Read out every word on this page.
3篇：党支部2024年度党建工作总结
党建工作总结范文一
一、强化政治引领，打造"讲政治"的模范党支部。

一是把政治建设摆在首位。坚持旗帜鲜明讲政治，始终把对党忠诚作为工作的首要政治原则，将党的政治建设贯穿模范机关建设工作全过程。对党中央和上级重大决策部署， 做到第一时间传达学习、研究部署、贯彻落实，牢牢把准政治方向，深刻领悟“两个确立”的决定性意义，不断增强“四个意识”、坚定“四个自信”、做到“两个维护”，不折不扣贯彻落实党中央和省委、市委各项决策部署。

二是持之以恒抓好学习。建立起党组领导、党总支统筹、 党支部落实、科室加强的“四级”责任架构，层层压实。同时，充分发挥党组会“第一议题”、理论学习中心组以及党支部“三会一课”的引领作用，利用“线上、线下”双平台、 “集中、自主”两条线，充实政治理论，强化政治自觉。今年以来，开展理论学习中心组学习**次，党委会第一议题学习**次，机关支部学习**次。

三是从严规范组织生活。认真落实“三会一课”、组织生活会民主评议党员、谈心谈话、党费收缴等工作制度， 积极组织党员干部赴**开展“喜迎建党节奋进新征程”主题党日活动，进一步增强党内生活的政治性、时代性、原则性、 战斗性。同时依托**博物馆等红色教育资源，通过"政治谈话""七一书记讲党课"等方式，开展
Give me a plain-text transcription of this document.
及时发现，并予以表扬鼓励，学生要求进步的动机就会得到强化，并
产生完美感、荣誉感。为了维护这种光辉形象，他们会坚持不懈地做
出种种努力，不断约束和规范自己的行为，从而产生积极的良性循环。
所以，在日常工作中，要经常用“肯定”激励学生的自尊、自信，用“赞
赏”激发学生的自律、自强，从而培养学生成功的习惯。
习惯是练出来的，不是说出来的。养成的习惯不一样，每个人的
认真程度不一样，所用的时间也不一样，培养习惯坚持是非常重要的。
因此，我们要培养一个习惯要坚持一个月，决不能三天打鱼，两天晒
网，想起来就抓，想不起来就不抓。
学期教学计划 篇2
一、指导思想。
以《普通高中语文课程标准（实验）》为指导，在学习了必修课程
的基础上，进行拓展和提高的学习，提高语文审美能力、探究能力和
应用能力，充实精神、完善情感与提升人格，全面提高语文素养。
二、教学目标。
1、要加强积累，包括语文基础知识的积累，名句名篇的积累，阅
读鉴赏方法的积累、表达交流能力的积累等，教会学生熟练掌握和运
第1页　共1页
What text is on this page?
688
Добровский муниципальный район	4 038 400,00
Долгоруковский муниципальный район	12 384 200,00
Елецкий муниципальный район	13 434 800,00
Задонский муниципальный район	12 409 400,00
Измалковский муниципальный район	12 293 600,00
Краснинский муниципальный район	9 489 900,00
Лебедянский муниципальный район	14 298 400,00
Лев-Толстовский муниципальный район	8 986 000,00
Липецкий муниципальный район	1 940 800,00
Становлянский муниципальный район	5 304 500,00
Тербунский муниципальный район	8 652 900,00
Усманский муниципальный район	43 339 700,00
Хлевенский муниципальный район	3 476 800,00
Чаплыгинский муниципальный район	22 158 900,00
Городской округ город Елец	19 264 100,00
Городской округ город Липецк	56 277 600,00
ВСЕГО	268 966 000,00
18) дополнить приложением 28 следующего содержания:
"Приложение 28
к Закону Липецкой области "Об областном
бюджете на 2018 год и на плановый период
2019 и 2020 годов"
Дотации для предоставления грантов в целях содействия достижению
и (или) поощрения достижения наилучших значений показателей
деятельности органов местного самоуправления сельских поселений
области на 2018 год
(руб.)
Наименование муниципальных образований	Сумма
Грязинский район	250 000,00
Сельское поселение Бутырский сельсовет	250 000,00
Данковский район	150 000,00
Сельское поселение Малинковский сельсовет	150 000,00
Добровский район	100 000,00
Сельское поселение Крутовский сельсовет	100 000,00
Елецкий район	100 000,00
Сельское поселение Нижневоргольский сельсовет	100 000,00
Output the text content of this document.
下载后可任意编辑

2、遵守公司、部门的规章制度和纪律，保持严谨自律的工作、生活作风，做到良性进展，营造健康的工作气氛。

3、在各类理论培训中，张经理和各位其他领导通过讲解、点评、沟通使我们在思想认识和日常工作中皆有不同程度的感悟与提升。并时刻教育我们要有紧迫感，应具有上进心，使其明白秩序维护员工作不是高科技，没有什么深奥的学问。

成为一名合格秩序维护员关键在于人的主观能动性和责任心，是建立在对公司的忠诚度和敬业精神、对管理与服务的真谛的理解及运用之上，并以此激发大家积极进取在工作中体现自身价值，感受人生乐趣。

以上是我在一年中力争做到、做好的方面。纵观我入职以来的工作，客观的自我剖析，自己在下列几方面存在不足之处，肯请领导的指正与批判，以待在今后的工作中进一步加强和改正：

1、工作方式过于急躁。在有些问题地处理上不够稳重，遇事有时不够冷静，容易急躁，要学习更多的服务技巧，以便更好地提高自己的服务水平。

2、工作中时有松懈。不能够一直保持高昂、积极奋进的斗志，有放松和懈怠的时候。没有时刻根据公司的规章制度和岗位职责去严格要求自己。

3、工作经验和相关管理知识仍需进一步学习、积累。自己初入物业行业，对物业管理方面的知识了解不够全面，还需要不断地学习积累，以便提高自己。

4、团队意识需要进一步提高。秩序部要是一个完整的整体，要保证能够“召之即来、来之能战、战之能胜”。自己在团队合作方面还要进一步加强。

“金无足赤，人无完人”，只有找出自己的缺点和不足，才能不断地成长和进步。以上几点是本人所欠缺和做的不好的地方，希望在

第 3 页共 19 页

* [What the exercise asks]:
Nothing should be changed: write out all of the data as is.

* [Reply to the exercise]:
Read out every word on this page.
3篇：党支部2024年度党建工作总结
党建工作总结范文一
一、强化政治引领，打造"讲政治"的模范党支部。

一是把政治建设摆在首位。坚持旗帜鲜明讲政治，始终把对党忠诚作为工作的首要政治原则，将党的政治建设贯穿模范机关建设工作全过程。对党中央和上级重大决策部署， 做到第一时间传达学习、研究部署、贯彻落实，牢牢把准政治方向，深刻领悟“两个确立”的决定性意义，不断增强“四个意识”、坚定“四个自信”、做到“两个维护”，不折不扣贯彻落实党中央和省委、市委各项决策部署。

二是持之以恒抓好学习。建立起党组领导、党总支统筹、 党支部落实、科室加强的“四级”责任架构，层层压实。同时，充分发挥党组会“第一议题”、理论学习中心组以及党支部“三会一课”的引领作用，利用“线上、线下”双平台、 “集中、自主”两条线，充实政治理论，强化政治自觉。今年以来，开展理论学习中心组学习**次，党委会第一议题学习**次，机关支部学习**次。

三是从严规范组织生活。认真落实“三会一课”、组织生活会民主评议党员、谈心谈话、党费收缴等工作制度， 积极组织党员干部赴**开展“喜迎建党节奋进新征程”主题党日活动，进一步增强党内生活的政治性、时代性、原则性、 战斗性。同时依托**博物馆等红色教育资源，通过"政治谈话""七一书记讲党课"等方式，开展
Give me a plain-text transcription of this document.
及时发现，并予以表扬鼓励，学生要求进步的动机就会得到强化，并
产生完美感、荣誉感。为了维护这种光辉形象，他们会坚持不懈地做
出种种努力，不断约束和规范自己的行为，从而产生积极的良性循环。
所以，在日常工作中，要经常用“肯定”激励学生的自尊、自信，用“赞
赏”激发学生的自律、自强，从而培养学生成功的习惯。
习惯是练出来的，不是说出来的。养成的习惯不一样，每个人的
认真程度不一样，所用的时间也不一样，培养习惯坚持是非常重要的。
因此，我们要培养一个习惯要坚持一个月，决不能三天打鱼，两天晒
网，想起来就抓，想不起来就不抓。
学期教学计划 篇2
一、指导思想。
以《普通高中语文课程标准（实验）》为指导，在学习了必修课程
的基础上，进行拓展和提高的学习，提高语文审美能力、探究能力和
应用能力，充实精神、完善情感与提升人格，全面提高语文素养。
二、教学目标。
1、要加强积累，包括语文基础知识的积累，名句名篇的积累，阅
读鉴赏方法的积累、表达交流能力的积累等，教会学生熟练掌握和运
第1页　共1页
What text is on this page?
688
Добровский муниципальный район	4 038 400,00
Долгоруковский муниципальный район	12 384 200,00
Елецкий муниципальный район	13 434 800,00
Задонский муниципальный район	12 409 400,00
Измалковский муниципальный район	12 293 600,00
Краснинский муниципальный район	9 489 900,00
Лебедянский муниципальный район	14 298 400,00
Лев-Толстовский муниципальный район	8 986 000,00
Липецкий муниципальный район	1 940 800,00
Становлянский муниципальный район	5 304 500,00
Тербунский муниципальный район	8 652 900,00
Усманский муниципальный район	43 339 700,00
Хлевенский муниципальный район	3 476 800,00
Чаплыгинский муниципальный район	22 158 900,00
Городской округ город Елец	19 264 100,00
Городской округ город Липецк	56 277 600,00
ВСЕГО	268 966 000,00
18) дополнить приложением 28 следующего содержания:
"Приложение 28
к Закону Липецкой области "Об областном
бюджете на 2018 год и на плановый период
2019 и 2020 годов"
Дотации для предоставления грантов в целях содействия достижению
и (или) поощрения достижения наилучших значений показателей
деятельности органов местного самоуправления сельских поселений
области на 2018 год
(руб.)
Наименование муниципальных образований	Сумма
Грязинский район	250 000,00
Сельское поселение Бутырский сельсовет	250 000,00
Данковский район	150 000,00
Сельское поселение Малинковский сельсовет	150 000,00
Добровский район	100 000,00
Сельское поселение Крутовский сельсовет	100 000,00
Елецкий район	100 000,00
Сельское поселение Нижневоргольский сельсовет	100 000,00
Output the text content of this document.
下载后可任意编辑

2、遵守公司、部门的规章制度和纪律，保持严谨自律的工作、生活作风，做到良性进展，营造健康的工作气氛。

3、在各类理论培训中，张经理和各位其他领导通过讲解、点评、沟通使我们在思想认识和日常工作中皆有不同程度的感悟与提升。并时刻教育我们要有紧迫感，应具有上进心，使其明白秩序维护员工作不是高科技，没有什么深奥的学问。

成为一名合格秩序维护员关键在于人的主观能动性和责任心，是建立在对公司的忠诚度和敬业精神、对管理与服务的真谛的理解及运用之上，并以此激发大家积极进取在工作中体现自身价值，感受人生乐趣。

以上是我在一年中力争做到、做好的方面。纵观我入职以来的工作，客观的自我剖析，自己在下列几方面存在不足之处，肯请领导的指正与批判，以待在今后的工作中进一步加强和改正：

1、工作方式过于急躁。在有些问题地处理上不够稳重，遇事有时不够冷静，容易急躁，要学习更多的服务技巧，以便更好地提高自己的服务水平。

2、工作中时有松懈。不能够一直保持高昂、积极奋进的斗志，有放松和懈怠的时候。没有时刻根据公司的规章制度和岗位职责去严格要求自己。

3、工作经验和相关管理知识仍需进一步学习、积累。自己初入物业行业，对物业管理方面的知识了解不够全面，还需要不断地学习积累，以便提高自己。

4、团队意识需要进一步提高。秩序部要是一个完整的整体，要保证能够“召之即来、来之能战、战之能胜”。自己在团队合作方面还要进一步加强。

“金无足赤，人无完人”，只有找出自己的缺点和不足，才能不断地成长和进步。以上几点是本人所欠缺和做的不好的地方，希望在

第 3 页共 19 页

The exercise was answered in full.